# Exercise objective:
Keep only the lines of the data below that contain "with", and copy them.

[START]

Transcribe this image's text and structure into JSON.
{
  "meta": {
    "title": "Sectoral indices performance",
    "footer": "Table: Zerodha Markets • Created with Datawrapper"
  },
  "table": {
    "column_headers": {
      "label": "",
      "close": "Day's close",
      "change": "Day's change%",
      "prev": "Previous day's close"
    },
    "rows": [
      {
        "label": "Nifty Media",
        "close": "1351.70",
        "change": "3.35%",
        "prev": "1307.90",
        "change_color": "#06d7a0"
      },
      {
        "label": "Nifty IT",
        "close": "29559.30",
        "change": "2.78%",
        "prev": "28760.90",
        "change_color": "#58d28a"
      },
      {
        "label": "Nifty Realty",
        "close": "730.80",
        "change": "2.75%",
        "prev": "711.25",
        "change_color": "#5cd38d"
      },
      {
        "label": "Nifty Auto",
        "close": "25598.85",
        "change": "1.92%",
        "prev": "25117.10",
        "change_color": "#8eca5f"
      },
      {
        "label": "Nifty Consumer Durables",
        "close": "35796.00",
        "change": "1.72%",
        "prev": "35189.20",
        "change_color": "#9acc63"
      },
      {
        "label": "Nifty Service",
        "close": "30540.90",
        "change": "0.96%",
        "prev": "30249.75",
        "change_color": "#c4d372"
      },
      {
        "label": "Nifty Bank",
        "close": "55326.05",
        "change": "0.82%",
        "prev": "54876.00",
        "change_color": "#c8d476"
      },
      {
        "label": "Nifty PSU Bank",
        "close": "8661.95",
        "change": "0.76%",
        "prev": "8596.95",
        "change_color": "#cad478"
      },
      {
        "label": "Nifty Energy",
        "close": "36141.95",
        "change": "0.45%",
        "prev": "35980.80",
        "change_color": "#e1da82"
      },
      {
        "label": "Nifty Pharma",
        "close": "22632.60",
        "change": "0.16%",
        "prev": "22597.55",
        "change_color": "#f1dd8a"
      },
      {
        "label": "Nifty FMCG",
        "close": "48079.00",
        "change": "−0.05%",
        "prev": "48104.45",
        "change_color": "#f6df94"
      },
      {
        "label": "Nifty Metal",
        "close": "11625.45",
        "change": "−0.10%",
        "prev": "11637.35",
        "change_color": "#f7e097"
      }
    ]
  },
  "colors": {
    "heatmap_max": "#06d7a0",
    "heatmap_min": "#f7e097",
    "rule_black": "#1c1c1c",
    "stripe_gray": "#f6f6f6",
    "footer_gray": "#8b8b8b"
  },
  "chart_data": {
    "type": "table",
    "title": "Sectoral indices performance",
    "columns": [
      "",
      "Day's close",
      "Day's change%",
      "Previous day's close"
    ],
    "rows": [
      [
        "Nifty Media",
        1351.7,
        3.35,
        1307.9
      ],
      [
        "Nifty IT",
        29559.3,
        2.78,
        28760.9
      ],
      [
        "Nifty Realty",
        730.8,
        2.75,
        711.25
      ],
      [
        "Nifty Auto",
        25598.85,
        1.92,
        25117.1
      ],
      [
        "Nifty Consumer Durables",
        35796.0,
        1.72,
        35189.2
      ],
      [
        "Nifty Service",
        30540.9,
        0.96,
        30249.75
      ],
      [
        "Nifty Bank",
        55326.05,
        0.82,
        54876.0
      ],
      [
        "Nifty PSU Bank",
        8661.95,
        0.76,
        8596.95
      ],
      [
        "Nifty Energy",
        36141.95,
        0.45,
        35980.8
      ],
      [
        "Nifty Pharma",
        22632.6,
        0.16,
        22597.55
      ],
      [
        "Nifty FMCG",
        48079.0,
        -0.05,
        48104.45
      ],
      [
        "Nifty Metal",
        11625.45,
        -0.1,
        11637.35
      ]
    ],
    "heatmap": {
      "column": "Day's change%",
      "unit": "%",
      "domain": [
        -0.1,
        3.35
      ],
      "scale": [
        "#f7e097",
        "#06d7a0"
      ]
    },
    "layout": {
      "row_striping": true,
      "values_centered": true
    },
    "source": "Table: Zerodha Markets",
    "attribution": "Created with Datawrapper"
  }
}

[END]

# Task output:
    "footer": "Table: Zerodha Markets • Created with Datawrapper"
    "attribution": "Created with Datawrapper"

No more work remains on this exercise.